## START SOURCE DATA

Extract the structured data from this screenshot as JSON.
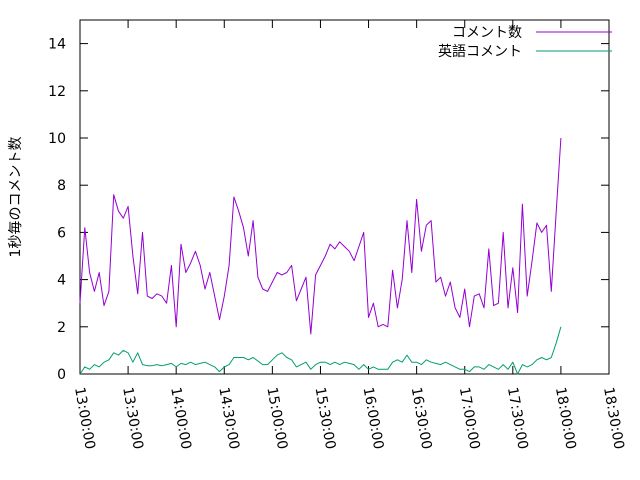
{
  "chart_data": {
    "type": "line",
    "title": "",
    "xlabel": "",
    "ylabel": "1秒毎のコメント数",
    "ylim": [
      0,
      15
    ],
    "xlim": [
      "13:00:00",
      "18:30:00"
    ],
    "yticks": [
      "0",
      "2",
      "4",
      "6",
      "8",
      "10",
      "12",
      "14"
    ],
    "xticks": [
      "13:00:00",
      "13:30:00",
      "14:00:00",
      "14:30:00",
      "15:00:00",
      "15:30:00",
      "16:00:00",
      "16:30:00",
      "17:00:00",
      "17:30:00",
      "18:00:00",
      "18:30:00"
    ],
    "grid": false,
    "legend": "top-right",
    "x_time": [
      "13:00:00",
      "13:03:00",
      "13:06:00",
      "13:09:00",
      "13:12:00",
      "13:15:00",
      "13:18:00",
      "13:21:00",
      "13:24:00",
      "13:27:00",
      "13:30:00",
      "13:33:00",
      "13:36:00",
      "13:39:00",
      "13:42:00",
      "13:45:00",
      "13:48:00",
      "13:51:00",
      "13:54:00",
      "13:57:00",
      "14:00:00",
      "14:03:00",
      "14:06:00",
      "14:09:00",
      "14:12:00",
      "14:15:00",
      "14:18:00",
      "14:21:00",
      "14:24:00",
      "14:27:00",
      "14:30:00",
      "14:33:00",
      "14:36:00",
      "14:39:00",
      "14:42:00",
      "14:45:00",
      "14:48:00",
      "14:51:00",
      "14:54:00",
      "14:57:00",
      "15:00:00",
      "15:03:00",
      "15:06:00",
      "15:09:00",
      "15:12:00",
      "15:15:00",
      "15:18:00",
      "15:21:00",
      "15:24:00",
      "15:27:00",
      "15:30:00",
      "15:33:00",
      "15:36:00",
      "15:39:00",
      "15:42:00",
      "15:45:00",
      "15:48:00",
      "15:51:00",
      "15:54:00",
      "15:57:00",
      "16:00:00",
      "16:03:00",
      "16:06:00",
      "16:09:00",
      "16:12:00",
      "16:15:00",
      "16:18:00",
      "16:21:00",
      "16:24:00",
      "16:27:00",
      "16:30:00",
      "16:33:00",
      "16:36:00",
      "16:39:00",
      "16:42:00",
      "16:45:00",
      "16:48:00",
      "16:51:00",
      "16:54:00",
      "16:57:00",
      "17:00:00",
      "17:03:00",
      "17:06:00",
      "17:09:00",
      "17:12:00",
      "17:15:00",
      "17:18:00",
      "17:21:00",
      "17:24:00",
      "17:27:00",
      "17:30:00",
      "17:33:00",
      "17:36:00",
      "17:39:00",
      "17:42:00",
      "17:45:00",
      "17:48:00",
      "17:51:00",
      "17:54:00",
      "17:57:00",
      "18:00:00"
    ],
    "series": [
      {
        "name": "コメント数",
        "color": "#9400d3",
        "values": [
          3.0,
          6.2,
          4.3,
          3.5,
          4.3,
          2.9,
          3.5,
          7.6,
          6.9,
          6.6,
          7.1,
          5.0,
          3.4,
          6.0,
          3.3,
          3.2,
          3.4,
          3.3,
          3.0,
          4.6,
          2.0,
          5.5,
          4.3,
          4.7,
          5.2,
          4.6,
          3.6,
          4.3,
          3.3,
          2.3,
          3.3,
          4.6,
          7.5,
          6.9,
          6.2,
          5.0,
          6.5,
          4.1,
          3.6,
          3.5,
          3.9,
          4.3,
          4.2,
          4.3,
          4.6,
          3.1,
          3.6,
          4.1,
          1.7,
          4.2,
          4.6,
          5.0,
          5.5,
          5.3,
          5.6,
          5.4,
          5.2,
          4.8,
          5.4,
          6.0,
          2.4,
          3.0,
          2.0,
          2.1,
          2.0,
          4.4,
          2.8,
          4.0,
          6.5,
          4.3,
          7.4,
          5.2,
          6.3,
          6.5,
          3.9,
          4.1,
          3.3,
          3.9,
          2.8,
          2.4,
          3.6,
          2.0,
          3.3,
          3.4,
          2.8,
          5.3,
          2.9,
          3.0,
          6.0,
          2.8,
          4.5,
          2.6,
          7.2,
          3.3,
          4.8,
          6.4,
          6.0,
          6.3,
          3.5,
          6.8,
          10.0
        ]
      },
      {
        "name": "英語コメント",
        "color": "#009e73",
        "values": [
          0.0,
          0.3,
          0.2,
          0.4,
          0.3,
          0.5,
          0.6,
          0.9,
          0.8,
          1.0,
          0.9,
          0.5,
          0.9,
          0.4,
          0.35,
          0.35,
          0.4,
          0.35,
          0.4,
          0.45,
          0.3,
          0.45,
          0.4,
          0.5,
          0.4,
          0.45,
          0.5,
          0.4,
          0.3,
          0.1,
          0.3,
          0.4,
          0.7,
          0.7,
          0.7,
          0.6,
          0.7,
          0.55,
          0.4,
          0.4,
          0.6,
          0.8,
          0.9,
          0.7,
          0.6,
          0.3,
          0.4,
          0.5,
          0.2,
          0.4,
          0.5,
          0.5,
          0.4,
          0.5,
          0.4,
          0.5,
          0.45,
          0.4,
          0.2,
          0.4,
          0.2,
          0.3,
          0.2,
          0.2,
          0.2,
          0.5,
          0.6,
          0.5,
          0.8,
          0.5,
          0.5,
          0.4,
          0.6,
          0.5,
          0.45,
          0.4,
          0.5,
          0.4,
          0.3,
          0.2,
          0.2,
          0.1,
          0.3,
          0.3,
          0.2,
          0.4,
          0.3,
          0.2,
          0.4,
          0.2,
          0.5,
          0.0,
          0.4,
          0.3,
          0.4,
          0.6,
          0.7,
          0.6,
          0.7,
          1.3,
          2.0
        ]
      }
    ]
  }
}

## END SOURCE DATA

In the copy, include no pictures; restate the listing above exactly.

Extract the structured data from this screenshot as JSON.
{
  "chart_data": {
    "type": "line",
    "title": "",
    "xlabel": "",
    "ylabel": "1秒毎のコメント数",
    "ylim": [
      0,
      15
    ],
    "xlim": [
      "13:00:00",
      "18:30:00"
    ],
    "yticks": [
      "0",
      "2",
      "4",
      "6",
      "8",
      "10",
      "12",
      "14"
    ],
    "xticks": [
      "13:00:00",
      "13:30:00",
      "14:00:00",
      "14:30:00",
      "15:00:00",
      "15:30:00",
      "16:00:00",
      "16:30:00",
      "17:00:00",
      "17:30:00",
      "18:00:00",
      "18:30:00"
    ],
    "grid": false,
    "legend": "top-right",
    "x_time": [
      "13:00:00",
      "13:03:00",
      "13:06:00",
      "13:09:00",
      "13:12:00",
      "13:15:00",
      "13:18:00",
      "13:21:00",
      "13:24:00",
      "13:27:00",
      "13:30:00",
      "13:33:00",
      "13:36:00",
      "13:39:00",
      "13:42:00",
      "13:45:00",
      "13:48:00",
      "13:51:00",
      "13:54:00",
      "13:57:00",
      "14:00:00",
      "14:03:00",
      "14:06:00",
      "14:09:00",
      "14:12:00",
      "14:15:00",
      "14:18:00",
      "14:21:00",
      "14:24:00",
      "14:27:00",
      "14:30:00",
      "14:33:00",
      "14:36:00",
      "14:39:00",
      "14:42:00",
      "14:45:00",
      "14:48:00",
      "14:51:00",
      "14:54:00",
      "14:57:00",
      "15:00:00",
      "15:03:00",
      "15:06:00",
      "15:09:00",
      "15:12:00",
      "15:15:00",
      "15:18:00",
      "15:21:00",
      "15:24:00",
      "15:27:00",
      "15:30:00",
      "15:33:00",
      "15:36:00",
      "15:39:00",
      "15:42:00",
      "15:45:00",
      "15:48:00",
      "15:51:00",
      "15:54:00",
      "15:57:00",
      "16:00:00",
      "16:03:00",
      "16:06:00",
      "16:09:00",
      "16:12:00",
      "16:15:00",
      "16:18:00",
      "16:21:00",
      "16:24:00",
      "16:27:00",
      "16:30:00",
      "16:33:00",
      "16:36:00",
      "16:39:00",
      "16:42:00",
      "16:45:00",
      "16:48:00",
      "16:51:00",
      "16:54:00",
      "16:57:00",
      "17:00:00",
      "17:03:00",
      "17:06:00",
      "17:09:00",
      "17:12:00",
      "17:15:00",
      "17:18:00",
      "17:21:00",
      "17:24:00",
      "17:27:00",
      "17:30:00",
      "17:33:00",
      "17:36:00",
      "17:39:00",
      "17:42:00",
      "17:45:00",
      "17:48:00",
      "17:51:00",
      "17:54:00",
      "17:57:00",
      "18:00:00"
    ],
    "series": [
      {
        "name": "コメント数",
        "color": "#9400d3",
        "values": [
          3.0,
          6.2,
          4.3,
          3.5,
          4.3,
          2.9,
          3.5,
          7.6,
          6.9,
          6.6,
          7.1,
          5.0,
          3.4,
          6.0,
          3.3,
          3.2,
          3.4,
          3.3,
          3.0,
          4.6,
          2.0,
          5.5,
          4.3,
          4.7,
          5.2,
          4.6,
          3.6,
          4.3,
          3.3,
          2.3,
          3.3,
          4.6,
          7.5,
          6.9,
          6.2,
          5.0,
          6.5,
          4.1,
          3.6,
          3.5,
          3.9,
          4.3,
          4.2,
          4.3,
          4.6,
          3.1,
          3.6,
          4.1,
          1.7,
          4.2,
          4.6,
          5.0,
          5.5,
          5.3,
          5.6,
          5.4,
          5.2,
          4.8,
          5.4,
          6.0,
          2.4,
          3.0,
          2.0,
          2.1,
          2.0,
          4.4,
          2.8,
          4.0,
          6.5,
          4.3,
          7.4,
          5.2,
          6.3,
          6.5,
          3.9,
          4.1,
          3.3,
          3.9,
          2.8,
          2.4,
          3.6,
          2.0,
          3.3,
          3.4,
          2.8,
          5.3,
          2.9,
          3.0,
          6.0,
          2.8,
          4.5,
          2.6,
          7.2,
          3.3,
          4.8,
          6.4,
          6.0,
          6.3,
          3.5,
          6.8,
          10.0
        ]
      },
      {
        "name": "英語コメント",
        "color": "#009e73",
        "values": [
          0.0,
          0.3,
          0.2,
          0.4,
          0.3,
          0.5,
          0.6,
          0.9,
          0.8,
          1.0,
          0.9,
          0.5,
          0.9,
          0.4,
          0.35,
          0.35,
          0.4,
          0.35,
          0.4,
          0.45,
          0.3,
          0.45,
          0.4,
          0.5,
          0.4,
          0.45,
          0.5,
          0.4,
          0.3,
          0.1,
          0.3,
          0.4,
          0.7,
          0.7,
          0.7,
          0.6,
          0.7,
          0.55,
          0.4,
          0.4,
          0.6,
          0.8,
          0.9,
          0.7,
          0.6,
          0.3,
          0.4,
          0.5,
          0.2,
          0.4,
          0.5,
          0.5,
          0.4,
          0.5,
          0.4,
          0.5,
          0.45,
          0.4,
          0.2,
          0.4,
          0.2,
          0.3,
          0.2,
          0.2,
          0.2,
          0.5,
          0.6,
          0.5,
          0.8,
          0.5,
          0.5,
          0.4,
          0.6,
          0.5,
          0.45,
          0.4,
          0.5,
          0.4,
          0.3,
          0.2,
          0.2,
          0.1,
          0.3,
          0.3,
          0.2,
          0.4,
          0.3,
          0.2,
          0.4,
          0.2,
          0.5,
          0.0,
          0.4,
          0.3,
          0.4,
          0.6,
          0.7,
          0.6,
          0.7,
          1.3,
          2.0
        ]
      }
    ]
  }
}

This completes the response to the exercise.